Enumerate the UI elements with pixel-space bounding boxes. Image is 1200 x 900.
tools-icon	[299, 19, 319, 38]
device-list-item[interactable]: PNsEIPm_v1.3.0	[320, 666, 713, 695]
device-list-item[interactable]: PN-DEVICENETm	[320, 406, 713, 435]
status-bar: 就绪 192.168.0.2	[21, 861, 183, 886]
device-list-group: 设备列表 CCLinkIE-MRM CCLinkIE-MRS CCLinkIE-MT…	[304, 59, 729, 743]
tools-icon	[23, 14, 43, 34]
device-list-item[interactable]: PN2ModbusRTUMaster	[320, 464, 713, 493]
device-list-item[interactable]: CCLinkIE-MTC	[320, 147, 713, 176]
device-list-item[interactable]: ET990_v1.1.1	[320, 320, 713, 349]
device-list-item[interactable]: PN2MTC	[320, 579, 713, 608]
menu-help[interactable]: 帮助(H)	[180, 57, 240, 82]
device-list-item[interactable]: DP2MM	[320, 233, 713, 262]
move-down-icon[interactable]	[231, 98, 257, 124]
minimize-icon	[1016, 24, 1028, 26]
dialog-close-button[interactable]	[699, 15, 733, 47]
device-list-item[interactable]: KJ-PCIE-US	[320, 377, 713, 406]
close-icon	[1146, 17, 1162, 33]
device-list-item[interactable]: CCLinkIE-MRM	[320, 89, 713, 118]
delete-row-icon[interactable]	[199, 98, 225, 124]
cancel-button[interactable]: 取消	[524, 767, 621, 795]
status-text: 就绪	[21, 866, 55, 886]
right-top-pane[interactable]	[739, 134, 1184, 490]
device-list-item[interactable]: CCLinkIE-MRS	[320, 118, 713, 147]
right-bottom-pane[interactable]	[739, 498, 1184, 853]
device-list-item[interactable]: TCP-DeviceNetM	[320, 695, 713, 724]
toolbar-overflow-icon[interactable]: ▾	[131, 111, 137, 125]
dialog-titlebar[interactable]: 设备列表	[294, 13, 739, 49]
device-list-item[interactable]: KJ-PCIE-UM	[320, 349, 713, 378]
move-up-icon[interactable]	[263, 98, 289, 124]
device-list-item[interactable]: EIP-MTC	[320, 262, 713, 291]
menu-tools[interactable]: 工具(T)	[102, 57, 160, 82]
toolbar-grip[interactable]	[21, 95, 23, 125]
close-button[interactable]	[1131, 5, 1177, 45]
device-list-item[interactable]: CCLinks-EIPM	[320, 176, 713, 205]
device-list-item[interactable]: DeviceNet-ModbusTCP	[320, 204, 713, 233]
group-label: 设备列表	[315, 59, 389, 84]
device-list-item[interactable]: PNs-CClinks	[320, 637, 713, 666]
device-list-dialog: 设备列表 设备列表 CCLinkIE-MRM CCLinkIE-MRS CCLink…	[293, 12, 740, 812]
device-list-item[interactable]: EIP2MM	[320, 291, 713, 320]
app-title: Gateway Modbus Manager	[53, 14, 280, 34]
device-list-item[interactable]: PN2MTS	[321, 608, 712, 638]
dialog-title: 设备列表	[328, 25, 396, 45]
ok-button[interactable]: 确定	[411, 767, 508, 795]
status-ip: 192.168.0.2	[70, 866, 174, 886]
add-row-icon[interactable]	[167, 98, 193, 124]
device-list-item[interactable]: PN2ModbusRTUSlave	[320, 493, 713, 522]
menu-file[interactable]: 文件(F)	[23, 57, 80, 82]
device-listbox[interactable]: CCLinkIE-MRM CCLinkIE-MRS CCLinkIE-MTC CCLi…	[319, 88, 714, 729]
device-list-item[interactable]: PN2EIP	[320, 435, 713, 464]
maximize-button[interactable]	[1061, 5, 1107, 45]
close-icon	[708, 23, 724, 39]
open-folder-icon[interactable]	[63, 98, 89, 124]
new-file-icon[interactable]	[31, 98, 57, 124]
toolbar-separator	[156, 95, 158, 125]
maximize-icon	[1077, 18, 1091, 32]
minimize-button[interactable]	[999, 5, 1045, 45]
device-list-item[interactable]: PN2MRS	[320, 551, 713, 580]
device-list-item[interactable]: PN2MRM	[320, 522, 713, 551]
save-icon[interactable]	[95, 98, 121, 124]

* **Stated problem**:
Could you reproduce all the records above with "device-list-item" swapped for "listbox-entry" wherever it occurs, leaving everything else as it is?

* **Problem solution**:
Enumerate the UI elements with pixel-space bounding boxes. Image is 1200 x 900.
tools-icon	[299, 19, 319, 38]
listbox-entry[interactable]: PNsEIPm_v1.3.0	[320, 666, 713, 695]
listbox-entry[interactable]: PN-DEVICENETm	[320, 406, 713, 435]
status-bar: 就绪 192.168.0.2	[21, 861, 183, 886]
device-list-group: 设备列表 CCLinkIE-MRM CCLinkIE-MRS CCLinkIE-MT…	[304, 59, 729, 743]
tools-icon	[23, 14, 43, 34]
listbox-entry[interactable]: PN2ModbusRTUMaster	[320, 464, 713, 493]
listbox-entry[interactable]: CCLinkIE-MTC	[320, 147, 713, 176]
listbox-entry[interactable]: ET990_v1.1.1	[320, 320, 713, 349]
listbox-entry[interactable]: PN2MTC	[320, 579, 713, 608]
menu-help[interactable]: 帮助(H)	[180, 57, 240, 82]
listbox-entry[interactable]: DP2MM	[320, 233, 713, 262]
move-down-icon[interactable]	[231, 98, 257, 124]
minimize-icon	[1016, 24, 1028, 26]
dialog-close-button[interactable]	[699, 15, 733, 47]
listbox-entry[interactable]: KJ-PCIE-US	[320, 377, 713, 406]
close-icon	[1146, 17, 1162, 33]
listbox-entry[interactable]: CCLinkIE-MRM	[320, 89, 713, 118]
delete-row-icon[interactable]	[199, 98, 225, 124]
cancel-button[interactable]: 取消	[524, 767, 621, 795]
status-text: 就绪	[21, 866, 55, 886]
right-top-pane[interactable]	[739, 134, 1184, 490]
listbox-entry[interactable]: CCLinkIE-MRS	[320, 118, 713, 147]
right-bottom-pane[interactable]	[739, 498, 1184, 853]
listbox-entry[interactable]: TCP-DeviceNetM	[320, 695, 713, 724]
toolbar-overflow-icon[interactable]: ▾	[131, 111, 137, 125]
dialog-titlebar[interactable]: 设备列表	[294, 13, 739, 49]
listbox-entry[interactable]: KJ-PCIE-UM	[320, 349, 713, 378]
move-up-icon[interactable]	[263, 98, 289, 124]
listbox-entry[interactable]: EIP-MTC	[320, 262, 713, 291]
menu-tools[interactable]: 工具(T)	[102, 57, 160, 82]
toolbar-grip[interactable]	[21, 95, 23, 125]
close-button[interactable]	[1131, 5, 1177, 45]
listbox-entry[interactable]: CCLinks-EIPM	[320, 176, 713, 205]
listbox-entry[interactable]: DeviceNet-ModbusTCP	[320, 204, 713, 233]
group-label: 设备列表	[315, 59, 389, 84]
listbox-entry[interactable]: PNs-CClinks	[320, 637, 713, 666]
device-list-dialog: 设备列表 设备列表 CCLinkIE-MRM CCLinkIE-MRS CCLink…	[293, 12, 740, 812]
listbox-entry[interactable]: EIP2MM	[320, 291, 713, 320]
app-title: Gateway Modbus Manager	[53, 14, 280, 34]
listbox-entry[interactable]: PN2MTS	[321, 608, 712, 638]
dialog-title: 设备列表	[328, 25, 396, 45]
ok-button[interactable]: 确定	[411, 767, 508, 795]
status-ip: 192.168.0.2	[70, 866, 174, 886]
add-row-icon[interactable]	[167, 98, 193, 124]
listbox-entry[interactable]: PN2ModbusRTUSlave	[320, 493, 713, 522]
menu-file[interactable]: 文件(F)	[23, 57, 80, 82]
device-listbox[interactable]: CCLinkIE-MRM CCLinkIE-MRS CCLinkIE-MTC CCLi…	[319, 88, 714, 729]
listbox-entry[interactable]: PN2EIP	[320, 435, 713, 464]
maximize-button[interactable]	[1061, 5, 1107, 45]
close-icon	[708, 23, 724, 39]
open-folder-icon[interactable]	[63, 98, 89, 124]
new-file-icon[interactable]	[31, 98, 57, 124]
toolbar-separator	[156, 95, 158, 125]
maximize-icon	[1077, 18, 1091, 32]
minimize-button[interactable]	[999, 5, 1045, 45]
listbox-entry[interactable]: PN2MRS	[320, 551, 713, 580]
listbox-entry[interactable]: PN2MRM	[320, 522, 713, 551]
save-icon[interactable]	[95, 98, 121, 124]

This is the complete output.